Set problem: Pick out every line holding the string "JSON" and copy it.

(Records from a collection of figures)
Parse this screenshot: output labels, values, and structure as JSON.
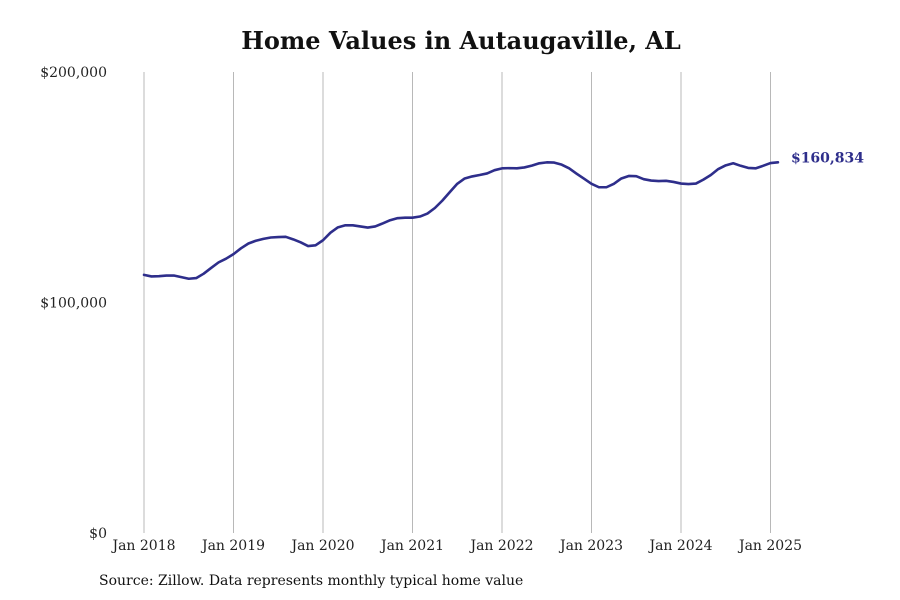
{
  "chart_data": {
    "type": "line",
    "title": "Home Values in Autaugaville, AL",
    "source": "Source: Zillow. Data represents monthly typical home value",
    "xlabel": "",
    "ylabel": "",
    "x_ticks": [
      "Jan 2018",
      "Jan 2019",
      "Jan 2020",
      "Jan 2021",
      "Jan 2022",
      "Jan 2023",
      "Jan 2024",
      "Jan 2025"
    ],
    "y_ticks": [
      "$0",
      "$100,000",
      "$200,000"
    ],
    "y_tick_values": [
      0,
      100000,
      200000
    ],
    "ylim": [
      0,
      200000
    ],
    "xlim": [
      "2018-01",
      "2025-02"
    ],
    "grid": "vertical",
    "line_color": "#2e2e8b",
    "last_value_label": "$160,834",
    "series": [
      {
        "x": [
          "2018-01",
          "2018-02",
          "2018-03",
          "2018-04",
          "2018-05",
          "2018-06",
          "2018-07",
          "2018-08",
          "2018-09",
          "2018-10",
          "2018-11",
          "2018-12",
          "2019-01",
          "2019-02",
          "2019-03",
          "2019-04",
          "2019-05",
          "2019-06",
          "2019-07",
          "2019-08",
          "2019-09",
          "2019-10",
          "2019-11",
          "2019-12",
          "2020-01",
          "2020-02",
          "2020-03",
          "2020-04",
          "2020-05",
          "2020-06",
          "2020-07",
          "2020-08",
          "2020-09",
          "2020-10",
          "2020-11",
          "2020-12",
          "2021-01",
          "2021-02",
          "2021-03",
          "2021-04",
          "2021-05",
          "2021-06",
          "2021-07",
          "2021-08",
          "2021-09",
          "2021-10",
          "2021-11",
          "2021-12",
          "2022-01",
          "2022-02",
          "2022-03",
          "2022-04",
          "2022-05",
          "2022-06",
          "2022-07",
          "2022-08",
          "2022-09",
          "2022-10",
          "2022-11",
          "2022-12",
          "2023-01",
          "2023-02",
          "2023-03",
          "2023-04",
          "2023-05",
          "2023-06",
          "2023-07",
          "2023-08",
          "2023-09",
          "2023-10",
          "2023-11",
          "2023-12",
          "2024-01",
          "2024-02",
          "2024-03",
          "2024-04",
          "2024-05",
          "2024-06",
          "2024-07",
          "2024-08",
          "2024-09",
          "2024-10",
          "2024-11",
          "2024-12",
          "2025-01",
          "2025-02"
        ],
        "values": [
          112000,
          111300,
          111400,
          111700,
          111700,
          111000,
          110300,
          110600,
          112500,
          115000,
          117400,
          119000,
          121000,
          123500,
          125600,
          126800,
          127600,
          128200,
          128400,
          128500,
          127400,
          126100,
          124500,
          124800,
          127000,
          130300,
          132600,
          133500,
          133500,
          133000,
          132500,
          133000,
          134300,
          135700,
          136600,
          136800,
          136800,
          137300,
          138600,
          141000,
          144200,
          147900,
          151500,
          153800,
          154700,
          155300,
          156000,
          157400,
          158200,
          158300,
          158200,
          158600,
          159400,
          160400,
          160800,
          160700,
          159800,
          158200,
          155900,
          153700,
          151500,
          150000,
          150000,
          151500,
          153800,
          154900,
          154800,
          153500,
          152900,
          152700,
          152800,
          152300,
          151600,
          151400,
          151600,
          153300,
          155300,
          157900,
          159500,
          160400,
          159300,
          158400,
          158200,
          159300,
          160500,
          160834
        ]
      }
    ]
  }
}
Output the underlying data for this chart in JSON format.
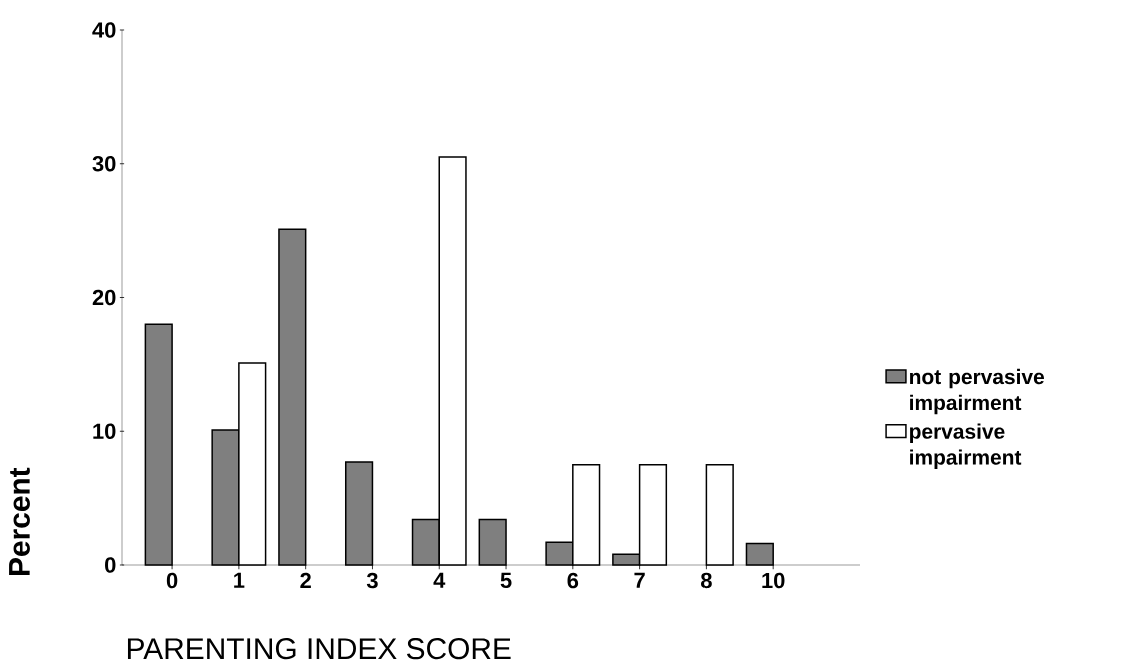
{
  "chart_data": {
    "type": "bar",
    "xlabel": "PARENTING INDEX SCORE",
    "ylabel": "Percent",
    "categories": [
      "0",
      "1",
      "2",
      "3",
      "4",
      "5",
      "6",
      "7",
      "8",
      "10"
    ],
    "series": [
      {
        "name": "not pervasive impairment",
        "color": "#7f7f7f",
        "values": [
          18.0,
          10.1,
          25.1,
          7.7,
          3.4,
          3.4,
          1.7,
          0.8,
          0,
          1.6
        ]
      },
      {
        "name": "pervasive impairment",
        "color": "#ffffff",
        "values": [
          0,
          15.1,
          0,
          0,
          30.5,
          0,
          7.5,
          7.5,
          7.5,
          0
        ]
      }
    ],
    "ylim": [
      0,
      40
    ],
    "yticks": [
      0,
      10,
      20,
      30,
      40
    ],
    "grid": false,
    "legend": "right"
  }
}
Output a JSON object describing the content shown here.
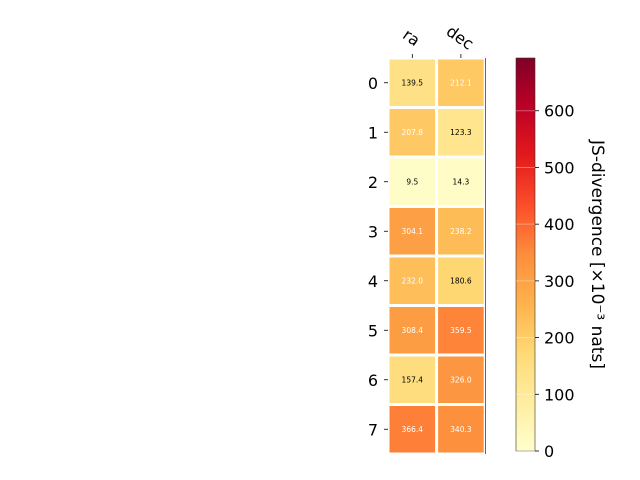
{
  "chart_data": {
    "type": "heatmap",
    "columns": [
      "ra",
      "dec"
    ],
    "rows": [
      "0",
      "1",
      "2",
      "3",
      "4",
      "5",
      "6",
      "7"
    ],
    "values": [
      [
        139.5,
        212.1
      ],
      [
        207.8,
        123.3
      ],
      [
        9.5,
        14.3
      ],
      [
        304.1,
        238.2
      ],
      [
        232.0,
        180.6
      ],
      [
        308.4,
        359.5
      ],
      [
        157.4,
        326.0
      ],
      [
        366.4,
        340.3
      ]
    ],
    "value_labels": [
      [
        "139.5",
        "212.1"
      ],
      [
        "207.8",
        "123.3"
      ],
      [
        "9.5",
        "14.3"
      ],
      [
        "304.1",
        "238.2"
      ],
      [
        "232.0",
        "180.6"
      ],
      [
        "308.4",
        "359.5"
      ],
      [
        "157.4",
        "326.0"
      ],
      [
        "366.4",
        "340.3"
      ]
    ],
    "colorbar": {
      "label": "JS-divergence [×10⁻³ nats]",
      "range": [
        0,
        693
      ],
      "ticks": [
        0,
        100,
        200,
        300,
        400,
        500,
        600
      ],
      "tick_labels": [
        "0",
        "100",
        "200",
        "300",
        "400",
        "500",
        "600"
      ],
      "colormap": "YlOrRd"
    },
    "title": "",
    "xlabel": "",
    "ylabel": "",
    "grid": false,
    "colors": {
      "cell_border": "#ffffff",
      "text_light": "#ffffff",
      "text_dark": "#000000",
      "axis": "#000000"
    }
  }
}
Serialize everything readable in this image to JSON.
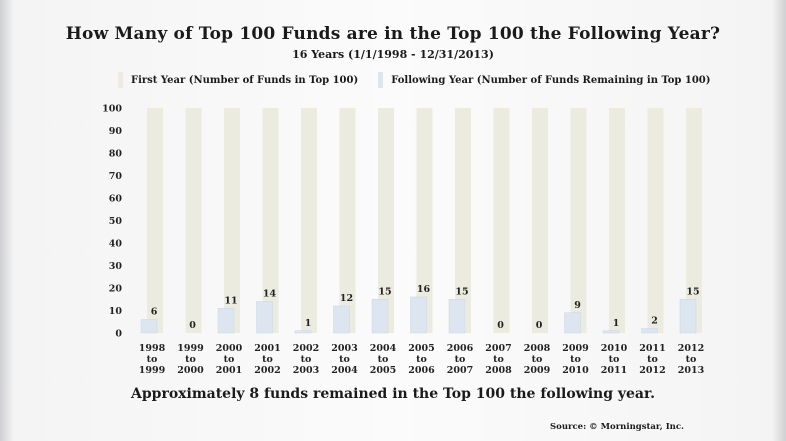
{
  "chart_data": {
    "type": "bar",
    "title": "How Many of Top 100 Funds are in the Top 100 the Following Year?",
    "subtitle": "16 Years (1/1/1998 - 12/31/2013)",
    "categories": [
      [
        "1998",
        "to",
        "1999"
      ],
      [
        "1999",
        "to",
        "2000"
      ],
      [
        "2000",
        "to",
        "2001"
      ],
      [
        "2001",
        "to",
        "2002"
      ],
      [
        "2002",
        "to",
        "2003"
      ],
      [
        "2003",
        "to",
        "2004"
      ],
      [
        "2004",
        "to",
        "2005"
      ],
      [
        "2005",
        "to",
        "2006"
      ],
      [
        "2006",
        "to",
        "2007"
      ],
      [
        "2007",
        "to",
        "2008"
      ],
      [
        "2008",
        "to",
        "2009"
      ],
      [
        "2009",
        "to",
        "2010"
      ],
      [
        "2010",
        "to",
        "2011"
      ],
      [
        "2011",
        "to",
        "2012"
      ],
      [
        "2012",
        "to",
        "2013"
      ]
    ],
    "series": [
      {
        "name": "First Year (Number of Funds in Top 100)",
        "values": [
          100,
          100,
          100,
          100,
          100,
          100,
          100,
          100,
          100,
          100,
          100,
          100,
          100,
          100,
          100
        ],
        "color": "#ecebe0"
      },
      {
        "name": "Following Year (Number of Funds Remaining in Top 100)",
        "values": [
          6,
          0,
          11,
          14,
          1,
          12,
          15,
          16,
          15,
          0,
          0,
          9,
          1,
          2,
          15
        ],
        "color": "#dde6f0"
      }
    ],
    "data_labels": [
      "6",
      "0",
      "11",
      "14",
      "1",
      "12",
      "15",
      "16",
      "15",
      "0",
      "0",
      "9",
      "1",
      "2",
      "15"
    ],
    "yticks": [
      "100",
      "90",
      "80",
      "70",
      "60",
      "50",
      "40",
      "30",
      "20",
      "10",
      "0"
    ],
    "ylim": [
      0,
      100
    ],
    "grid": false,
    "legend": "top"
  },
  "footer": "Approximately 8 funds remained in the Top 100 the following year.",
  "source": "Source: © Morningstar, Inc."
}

Reply:
Parse this screenshot: output labels, values, and structure as JSON.
Output the underlying data for this chart in JSON format.
Output a JSON object describing the content shown here.
Serialize everything readable in this image to JSON.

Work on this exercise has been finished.